Peter Kafka

Recent Posts by Peter Kafka

Looking for Work? Facebook Wants Salesmen, Google Wants Product People.

Neither Facebook or Google are in the habit of laying out their corporate road maps for outsiders. But you can get a decent sense of what they’re planning by looking at their job postings, which they helpfully post on LinkedIn.

Capstone Investments has sorted through the last few months of postings and points out an interesting difference between the two companies: Google is hiring more product people than sales people, and Facebook is doing the opposite.

Here’s Google’s hiring breakdown for the last six months:

And here’s Facebook’s:

Note that these charts don’t account for all of the two companies’ hiring — just the LinkedIn postings that Capstone has been able to track down. Google increased its employee count by 1,114 people in the last quarter of 2011, which means there’s a minimum — and likely many more — of 422 hires unaccounted for.

For context, note the huge disparity in the company’s payrolls. Google employed 32,467 people at the end of 2011, while Facebook had 10 percent of that — just 3,200 people.

• Stored data:

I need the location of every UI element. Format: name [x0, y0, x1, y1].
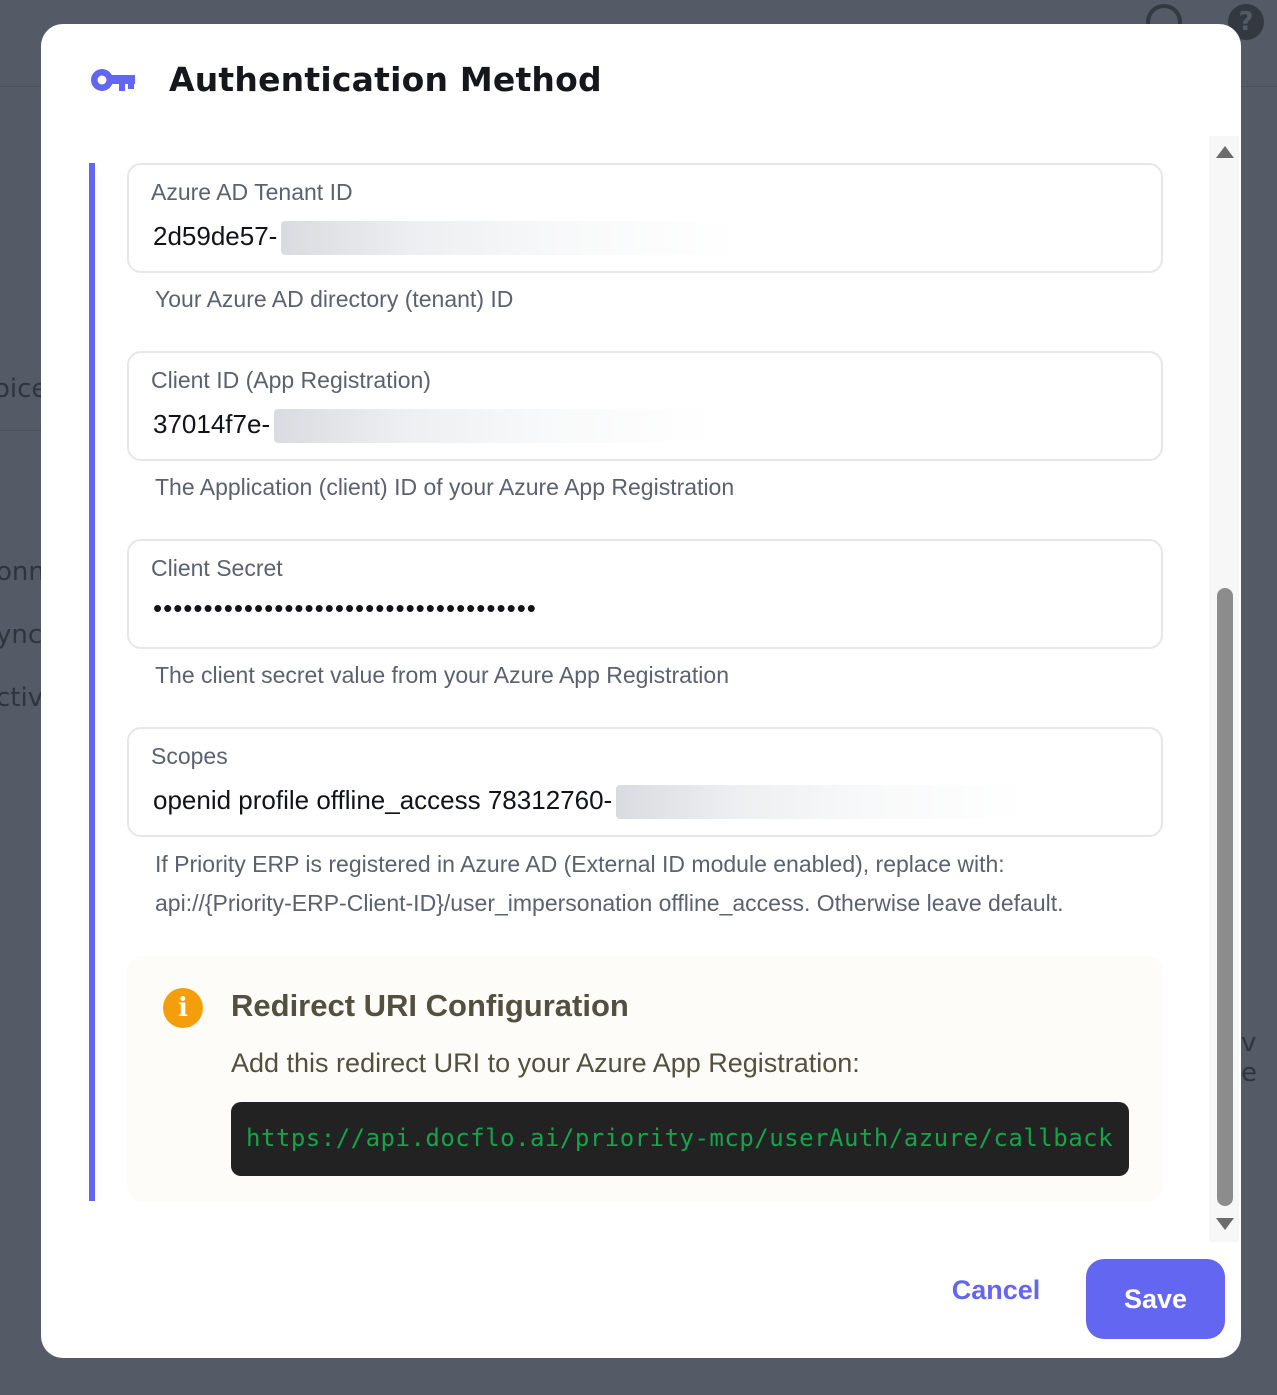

• Problems:
**A.** According to the article on Facebook and Google hiring, how many people did Google employ at the end of 2011?
**B.** Continue the article on Facebook and Google hiring from its last sentence.

• Answers to the tasks:
**A.** 32,467 people

**B.**
Special note for professional YouTube-watchers: Capstone breaks out the hires for Google’s “emerging businesses” and finds that most of them are reserved for YouTube and Android. It also notes that a good chunk of the YouTube postings are for Asia hires, and also notes postings for “YouTube Commerce” based in Asia and the company’s San Bruno, Calif., HQ.

“The positions are aimed at growing an on-demand/paid content business, including live streaming, on YouTube — a new business line for the site,” Capstone notes. Which makes sense, because when I talked to YouTube boss Salar Kamangar at D: Dive Into Media in January, he acknowledged that the company was interested in pursuing subscription businesses. See? Sometimes you can simply ask these guys what they’re up to.

Update: When Twitter works, it’s great. Here’s some additional context via Digiday’s super-smart ad guy Brian Morrissey:

(Image courtesy of Shutterstock/Everett Collection)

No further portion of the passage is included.